:: Prompt ::
Repeat each line below word for word, omitting any pictures.

==== Supplied data ====

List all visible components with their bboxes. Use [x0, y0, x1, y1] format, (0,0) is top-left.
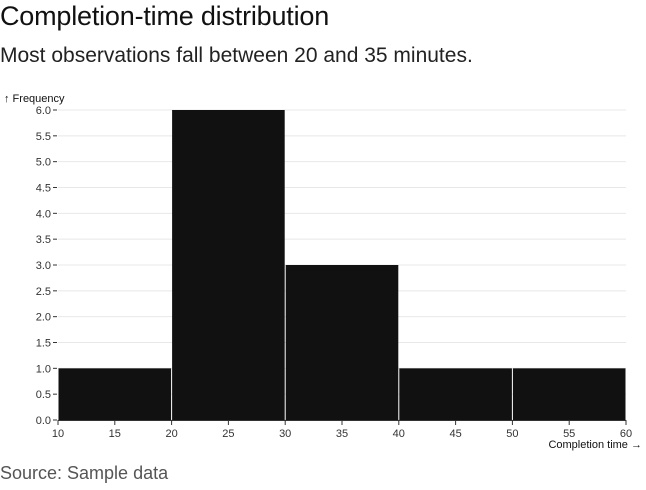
- x-tick-label: 40: [393, 428, 405, 440]
- x-axis: 10 15 20 25 30 35 40 45 50 55 60: [52, 420, 632, 440]
- x-tick-label: 50: [506, 428, 518, 440]
- y-tick-label: 4.5: [36, 183, 51, 195]
- x-tick-label: 35: [336, 428, 348, 440]
- y-axis: 0.0 0.5 1.0 1.5 2.0 2.5 3.0 3.5 4.0 4.5 5.0 5.5 6.0: [36, 105, 57, 427]
- y-tick-label: 0.5: [36, 389, 51, 401]
- x-tick-label: 25: [222, 428, 234, 440]
- histogram-bar-0: [58, 368, 172, 420]
- histogram-chart: 0.00.51.01.52.02.53.03.54.04.55.05.56.0 …: [4, 93, 642, 451]
- histogram-bar-3: [399, 368, 512, 420]
- x-tick-label: 15: [109, 428, 121, 440]
- chart-title: Completion-time distribution: [0, 1, 330, 31]
- y-tick-label: 0.0: [36, 415, 51, 427]
- x-tick-label: 10: [52, 428, 64, 440]
- x-tick-label: 55: [563, 428, 575, 440]
- y-tick-label: 2.0: [36, 312, 51, 324]
- source-note: Source: Sample data: [0, 463, 169, 483]
- y-tick-label: 3.0: [36, 260, 51, 272]
- y-tick-label: 3.5: [36, 234, 51, 246]
- y-tick-label: 5.5: [36, 131, 51, 143]
- y-tick-label: 5.0: [36, 157, 51, 169]
- y-tick-label: 6.0: [36, 105, 51, 117]
- x-tick-label: 20: [165, 428, 177, 440]
- y-tick-label: 4.0: [36, 208, 51, 220]
- y-tick-label: 1.5: [36, 338, 51, 350]
- histogram-bar-2: [285, 265, 399, 420]
- histogram-bars: [58, 110, 626, 420]
- chart-subtitle: Most observations fall between 20 and 35…: [0, 44, 473, 67]
- histogram-bar-4: [512, 368, 626, 420]
- histogram-bar-1: [172, 110, 285, 420]
- y-tick-label: 2.5: [36, 286, 51, 298]
- x-tick-label: 30: [279, 428, 291, 440]
- y-axis-label: ↑ Frequency: [4, 93, 65, 105]
- x-tick-label: 60: [620, 428, 632, 440]
- x-axis-label: Completion time →: [548, 439, 642, 451]
- y-tick-label: 1.0: [36, 363, 51, 375]
- x-tick-label: 45: [449, 428, 461, 440]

====

:: Output below ::
List all visible components with their bboxes. Use [x0, y0, x1, y1] format, (0,0) is top-left.
- x-tick-label: 40: [393, 428, 405, 440]
- x-axis: 10 15 20 25 30 35 40 45 50 55 60: [52, 420, 632, 440]
- x-tick-label: 50: [506, 428, 518, 440]
- y-tick-label: 4.5: [36, 183, 51, 195]
- x-tick-label: 35: [336, 428, 348, 440]
- y-axis: 0.0 0.5 1.0 1.5 2.0 2.5 3.0 3.5 4.0 4.5 5.0 5.5 6.0: [36, 105, 57, 427]
- y-tick-label: 0.5: [36, 389, 51, 401]
- x-tick-label: 25: [222, 428, 234, 440]
- histogram-bar-0: [58, 368, 172, 420]
- histogram-chart: 0.00.51.01.52.02.53.03.54.04.55.05.56.0 …: [4, 93, 642, 451]
- histogram-bar-3: [399, 368, 512, 420]
- x-tick-label: 15: [109, 428, 121, 440]
- chart-title: Completion-time distribution: [0, 1, 330, 31]
- y-tick-label: 0.0: [36, 415, 51, 427]
- x-tick-label: 10: [52, 428, 64, 440]
- x-tick-label: 55: [563, 428, 575, 440]
- y-tick-label: 2.0: [36, 312, 51, 324]
- source-note: Source: Sample data: [0, 463, 169, 483]
- y-tick-label: 3.0: [36, 260, 51, 272]
- y-tick-label: 3.5: [36, 234, 51, 246]
- y-tick-label: 5.5: [36, 131, 51, 143]
- y-tick-label: 5.0: [36, 157, 51, 169]
- y-tick-label: 6.0: [36, 105, 51, 117]
- x-tick-label: 20: [165, 428, 177, 440]
- y-tick-label: 4.0: [36, 208, 51, 220]
- y-tick-label: 1.5: [36, 338, 51, 350]
- histogram-bar-2: [285, 265, 399, 420]
- histogram-bars: [58, 110, 626, 420]
- chart-subtitle: Most observations fall between 20 and 35…: [0, 44, 473, 67]
- histogram-bar-4: [512, 368, 626, 420]
- histogram-bar-1: [172, 110, 285, 420]
- y-tick-label: 2.5: [36, 286, 51, 298]
- x-tick-label: 30: [279, 428, 291, 440]
- y-axis-label: ↑ Frequency: [4, 93, 65, 105]
- x-tick-label: 60: [620, 428, 632, 440]
- x-axis-label: Completion time →: [548, 439, 642, 451]
- y-tick-label: 1.0: [36, 363, 51, 375]
- x-tick-label: 45: [449, 428, 461, 440]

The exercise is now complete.